(Dataset records on visual material)
* Begin *
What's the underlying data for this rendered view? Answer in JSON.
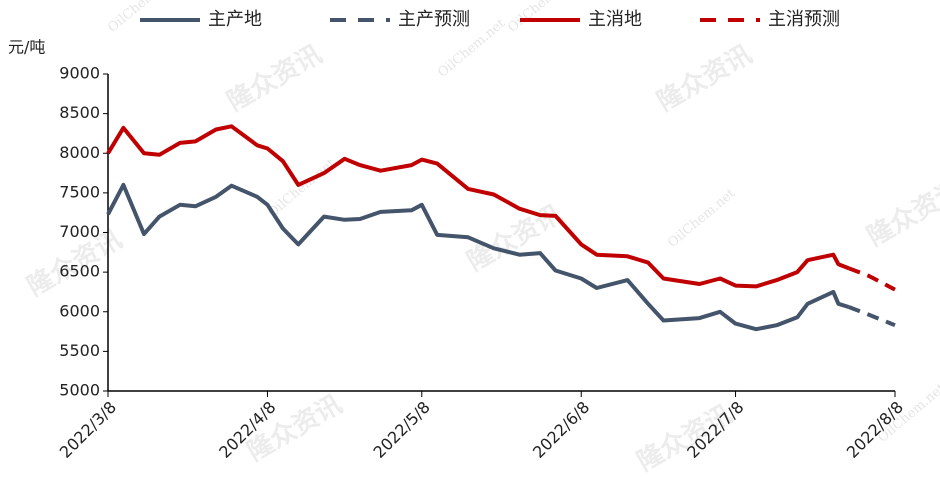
{
  "chart_data": {
    "type": "line",
    "y_label": "元/吨",
    "watermarks": [
      "隆众资讯",
      "OilChem.net"
    ],
    "x": [
      "2022/3/8",
      "2022/3/11",
      "2022/3/15",
      "2022/3/18",
      "2022/3/22",
      "2022/3/25",
      "2022/3/29",
      "2022/4/1",
      "2022/4/6",
      "2022/4/8",
      "2022/4/11",
      "2022/4/14",
      "2022/4/19",
      "2022/4/23",
      "2022/4/26",
      "2022/4/30",
      "2022/5/6",
      "2022/5/8",
      "2022/5/11",
      "2022/5/17",
      "2022/5/22",
      "2022/5/27",
      "2022/5/31",
      "2022/6/3",
      "2022/6/8",
      "2022/6/11",
      "2022/6/17",
      "2022/6/21",
      "2022/6/24",
      "2022/7/1",
      "2022/7/5",
      "2022/7/8",
      "2022/7/12",
      "2022/7/16",
      "2022/7/20",
      "2022/7/22",
      "2022/7/27",
      "2022/7/28",
      "2022/7/30",
      "2022/8/3",
      "2022/8/8"
    ],
    "series": [
      {
        "name": "主产地",
        "color": "#44546a",
        "dash": false,
        "values": [
          7230,
          7600,
          6980,
          7200,
          7350,
          7330,
          7450,
          7590,
          7450,
          7350,
          7050,
          6850,
          7200,
          7160,
          7170,
          7260,
          7280,
          7350,
          6970,
          6940,
          6800,
          6720,
          6740,
          6520,
          6420,
          6300,
          6400,
          6100,
          5890,
          5920,
          6000,
          5850,
          5780,
          5830,
          5930,
          6100,
          6250,
          6100,
          6060,
          null,
          null
        ]
      },
      {
        "name": "主产预测",
        "color": "#44546a",
        "dash": true,
        "values": [
          null,
          null,
          null,
          null,
          null,
          null,
          null,
          null,
          null,
          null,
          null,
          null,
          null,
          null,
          null,
          null,
          null,
          null,
          null,
          null,
          null,
          null,
          null,
          null,
          null,
          null,
          null,
          null,
          null,
          null,
          null,
          null,
          null,
          null,
          null,
          null,
          null,
          null,
          6060,
          5960,
          5830
        ]
      },
      {
        "name": "主消地",
        "color": "#c00000",
        "dash": false,
        "values": [
          8000,
          8320,
          8000,
          7980,
          8130,
          8150,
          8300,
          8340,
          8100,
          8060,
          7900,
          7600,
          7750,
          7930,
          7850,
          7780,
          7850,
          7920,
          7870,
          7550,
          7480,
          7300,
          7220,
          7210,
          6850,
          6720,
          6700,
          6620,
          6420,
          6350,
          6420,
          6330,
          6320,
          6400,
          6500,
          6650,
          6720,
          6600,
          6550,
          null,
          null
        ]
      },
      {
        "name": "主消预测",
        "color": "#c00000",
        "dash": true,
        "values": [
          null,
          null,
          null,
          null,
          null,
          null,
          null,
          null,
          null,
          null,
          null,
          null,
          null,
          null,
          null,
          null,
          null,
          null,
          null,
          null,
          null,
          null,
          null,
          null,
          null,
          null,
          null,
          null,
          null,
          null,
          null,
          null,
          null,
          null,
          null,
          null,
          null,
          null,
          6550,
          6450,
          6280
        ]
      }
    ],
    "xlim": [
      "2022/3/8",
      "2022/8/8"
    ],
    "xticks": [
      "2022/3/8",
      "2022/4/8",
      "2022/5/8",
      "2022/6/8",
      "2022/7/8",
      "2022/8/8"
    ],
    "ylim": [
      5000,
      9000
    ],
    "yticks": [
      5000,
      5500,
      6000,
      6500,
      7000,
      7500,
      8000,
      8500,
      9000
    ],
    "grid": false,
    "legend": "top"
  }
}
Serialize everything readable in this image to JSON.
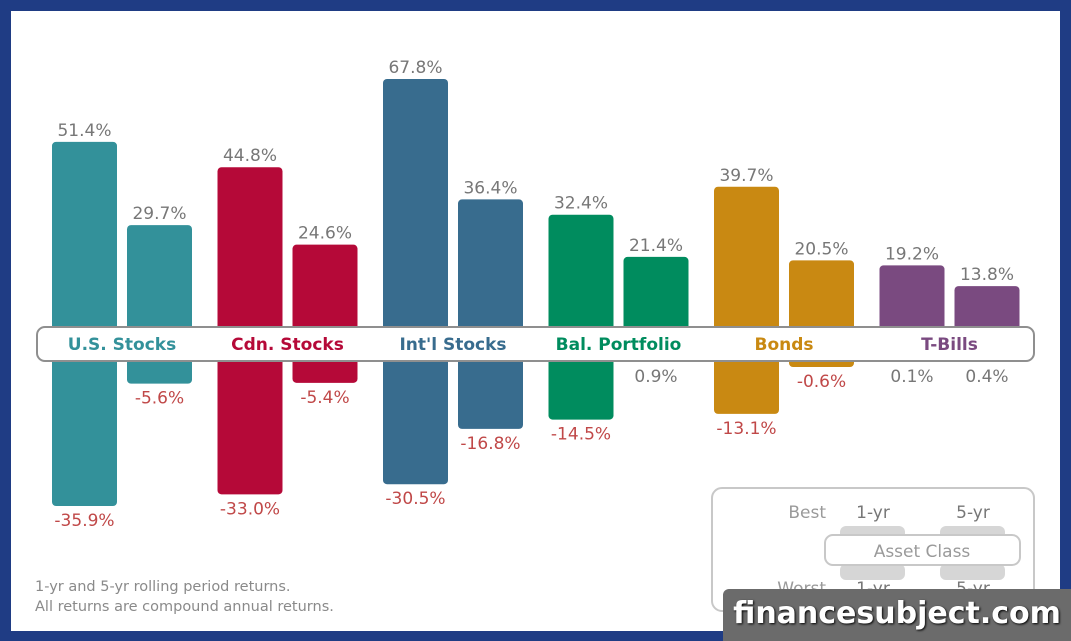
{
  "chart_data": {
    "type": "bar",
    "categories": [
      "U.S. Stocks",
      "Cdn. Stocks",
      "Int'l Stocks",
      "Bal. Portfolio",
      "Bonds",
      "T-Bills"
    ],
    "colors": [
      "#33919a",
      "#b50938",
      "#386c8e",
      "#008c5e",
      "#c98912",
      "#7a4a80"
    ],
    "series": [
      {
        "name": "1-yr best",
        "values": [
          51.4,
          44.8,
          67.8,
          32.4,
          39.7,
          19.2
        ]
      },
      {
        "name": "1-yr worst",
        "values": [
          -35.9,
          -33.0,
          -30.5,
          -14.5,
          -13.1,
          0.1
        ]
      },
      {
        "name": "5-yr best",
        "values": [
          29.7,
          24.6,
          36.4,
          21.4,
          20.5,
          13.8
        ]
      },
      {
        "name": "5-yr worst",
        "values": [
          -5.6,
          -5.4,
          -16.8,
          0.9,
          -0.6,
          0.4
        ]
      }
    ],
    "labels": {
      "best_1yr": [
        "51.4%",
        "44.8%",
        "67.8%",
        "32.4%",
        "39.7%",
        "19.2%"
      ],
      "worst_1yr": [
        "-35.9%",
        "-33.0%",
        "-30.5%",
        "-14.5%",
        "-13.1%",
        "0.1%"
      ],
      "best_5yr": [
        "29.7%",
        "24.6%",
        "36.4%",
        "21.4%",
        "20.5%",
        "13.8%"
      ],
      "worst_5yr": [
        "-5.6%",
        "-5.4%",
        "-16.8%",
        "0.9%",
        "-0.6%",
        "0.4%"
      ]
    },
    "legend": {
      "best": "Best",
      "worst": "Worst",
      "one_yr": "1-yr",
      "five_yr": "5-yr",
      "center": "Asset Class"
    }
  },
  "footnote": {
    "line1": "1-yr and 5-yr rolling period returns.",
    "line2": "All returns are compound annual returns."
  },
  "watermark": "financesubject.com"
}
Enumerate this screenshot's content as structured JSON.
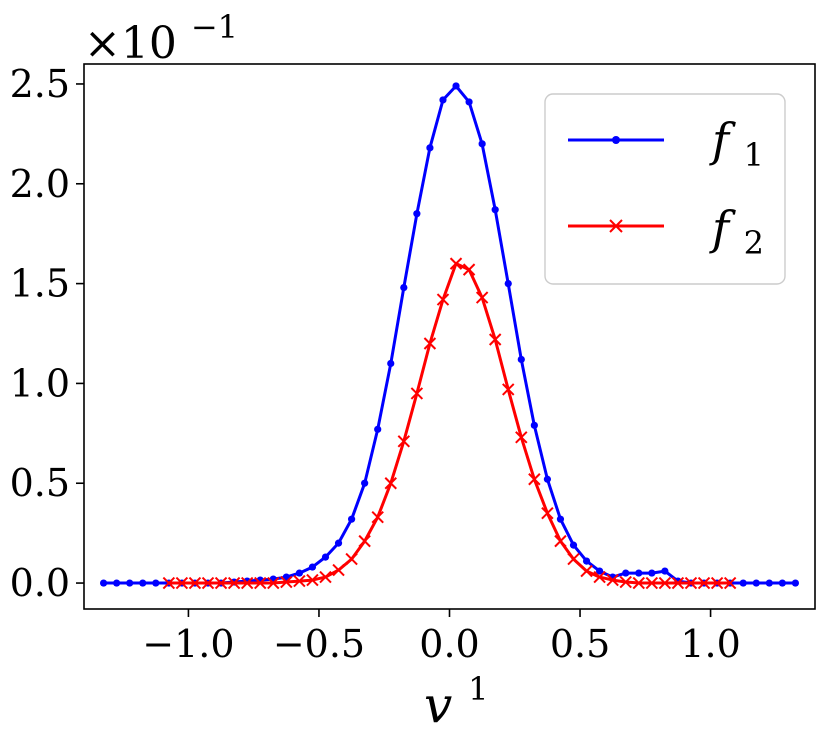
{
  "chart_data": {
    "type": "line",
    "scale_label": {
      "base": "×10",
      "exponent": "−1"
    },
    "xlabel": {
      "main": "v",
      "sup": "1"
    },
    "xlim": [
      -1.4,
      1.4
    ],
    "ylim": [
      -0.13,
      2.6
    ],
    "xticks": [
      -1.0,
      -0.5,
      0.0,
      0.5,
      1.0
    ],
    "xtick_labels": [
      "−1.0",
      "−0.5",
      "0.0",
      "0.5",
      "1.0"
    ],
    "yticks": [
      0.0,
      0.5,
      1.0,
      1.5,
      2.0,
      2.5
    ],
    "ytick_labels": [
      "0.0",
      "0.5",
      "1.0",
      "1.5",
      "2.0",
      "2.5"
    ],
    "legend": {
      "placement": "top-right",
      "entries": [
        {
          "main": "f",
          "sub": "1"
        },
        {
          "main": "f",
          "sub": "2"
        }
      ]
    },
    "series": [
      {
        "key": "f1",
        "color": "#0000ff",
        "marker": "dot",
        "x": [
          -1.325,
          -1.275,
          -1.225,
          -1.175,
          -1.125,
          -1.075,
          -1.025,
          -0.975,
          -0.925,
          -0.875,
          -0.825,
          -0.775,
          -0.725,
          -0.675,
          -0.625,
          -0.575,
          -0.525,
          -0.475,
          -0.425,
          -0.375,
          -0.325,
          -0.275,
          -0.225,
          -0.175,
          -0.125,
          -0.075,
          -0.025,
          0.025,
          0.075,
          0.125,
          0.175,
          0.225,
          0.275,
          0.325,
          0.375,
          0.425,
          0.475,
          0.525,
          0.575,
          0.625,
          0.675,
          0.725,
          0.775,
          0.825,
          0.875,
          0.925,
          0.975,
          1.025,
          1.075,
          1.125,
          1.175,
          1.225,
          1.275,
          1.325
        ],
        "y": [
          0.0,
          0.0,
          0.0,
          0.0,
          0.0,
          0.0,
          0.0,
          0.0,
          0.0,
          0.0,
          0.005,
          0.01,
          0.015,
          0.02,
          0.03,
          0.05,
          0.08,
          0.13,
          0.2,
          0.32,
          0.5,
          0.77,
          1.1,
          1.48,
          1.85,
          2.18,
          2.42,
          2.49,
          2.41,
          2.2,
          1.87,
          1.5,
          1.12,
          0.79,
          0.52,
          0.32,
          0.19,
          0.11,
          0.06,
          0.03,
          0.05,
          0.05,
          0.05,
          0.06,
          0.01,
          0.0,
          0.0,
          0.0,
          0.0,
          0.0,
          0.0,
          0.0,
          0.0,
          0.0
        ]
      },
      {
        "key": "f2",
        "color": "#ff0000",
        "marker": "x",
        "x": [
          -1.075,
          -1.025,
          -0.975,
          -0.925,
          -0.875,
          -0.825,
          -0.775,
          -0.725,
          -0.675,
          -0.625,
          -0.575,
          -0.525,
          -0.475,
          -0.425,
          -0.375,
          -0.325,
          -0.275,
          -0.225,
          -0.175,
          -0.125,
          -0.075,
          -0.025,
          0.025,
          0.075,
          0.125,
          0.175,
          0.225,
          0.275,
          0.325,
          0.375,
          0.425,
          0.475,
          0.525,
          0.575,
          0.625,
          0.675,
          0.725,
          0.775,
          0.825,
          0.875,
          0.925,
          0.975,
          1.025,
          1.075
        ],
        "y": [
          0.0,
          0.0,
          0.0,
          0.0,
          0.0,
          0.0,
          0.0,
          0.0,
          0.0,
          0.005,
          0.01,
          0.015,
          0.03,
          0.065,
          0.12,
          0.21,
          0.33,
          0.5,
          0.71,
          0.95,
          1.2,
          1.42,
          1.6,
          1.57,
          1.43,
          1.22,
          0.97,
          0.73,
          0.52,
          0.35,
          0.21,
          0.12,
          0.06,
          0.03,
          0.015,
          0.005,
          0.0,
          0.0,
          0.0,
          0.0,
          0.0,
          0.0,
          0.0,
          0.0
        ]
      }
    ]
  }
}
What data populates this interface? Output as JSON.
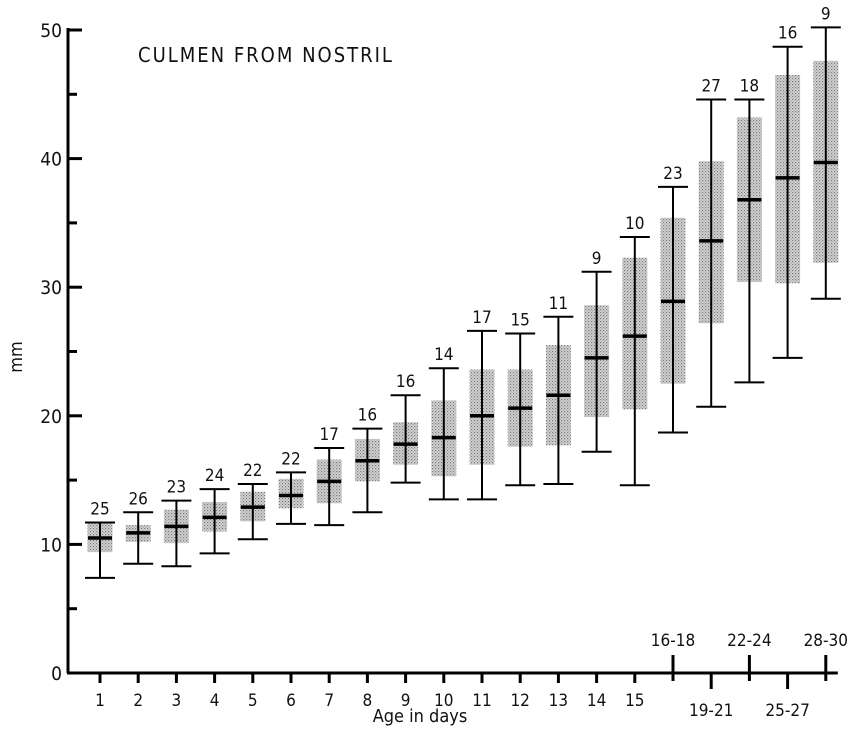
{
  "chart_data": {
    "type": "box",
    "title": "CULMEN FROM NOSTRIL",
    "xlabel": "Age in days",
    "ylabel": "mm",
    "ylim": [
      0,
      50
    ],
    "yticks": [
      0,
      10,
      20,
      30,
      40,
      50
    ],
    "grid": false,
    "legend": "none",
    "fill": "stippled grey",
    "categories": [
      "1",
      "2",
      "3",
      "4",
      "5",
      "6",
      "7",
      "8",
      "9",
      "10",
      "11",
      "12",
      "13",
      "14",
      "15",
      "16-18",
      "19-21",
      "22-24",
      "25-27",
      "28-30"
    ],
    "sample_size": [
      25,
      26,
      23,
      24,
      22,
      22,
      17,
      16,
      16,
      14,
      17,
      15,
      11,
      9,
      10,
      23,
      27,
      18,
      16,
      9
    ],
    "mean": [
      10.5,
      10.9,
      11.4,
      12.1,
      12.9,
      13.8,
      14.9,
      16.5,
      17.8,
      18.3,
      20.0,
      20.6,
      21.6,
      24.5,
      26.2,
      28.9,
      33.6,
      36.8,
      38.5,
      39.7
    ],
    "sd_low": [
      9.4,
      10.2,
      10.1,
      11.0,
      11.8,
      12.8,
      13.2,
      14.9,
      16.2,
      15.3,
      16.2,
      17.6,
      17.7,
      19.9,
      20.5,
      22.5,
      27.2,
      30.4,
      30.3,
      31.9
    ],
    "sd_high": [
      11.7,
      11.5,
      12.7,
      13.3,
      14.1,
      15.1,
      16.6,
      18.2,
      19.5,
      21.2,
      23.6,
      23.6,
      25.5,
      28.6,
      32.3,
      35.4,
      39.8,
      43.2,
      46.5,
      47.6
    ],
    "min": [
      7.4,
      8.5,
      8.3,
      9.3,
      10.4,
      11.6,
      11.5,
      12.5,
      14.8,
      13.5,
      13.5,
      14.6,
      14.7,
      17.2,
      14.6,
      18.7,
      20.7,
      22.6,
      24.5,
      29.1
    ],
    "max": [
      11.7,
      12.5,
      13.4,
      14.3,
      14.7,
      15.6,
      17.5,
      19.0,
      21.6,
      23.7,
      26.6,
      26.4,
      27.7,
      31.2,
      33.9,
      37.8,
      44.6,
      44.6,
      48.7,
      50.2
    ]
  }
}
* End *
Exercise: Where a line in the entries holds the word "What", copy that line.

Solved problem:
What's the underlying data for this rendered view? Answer in JSON.
What data populates this interface? Output as JSON.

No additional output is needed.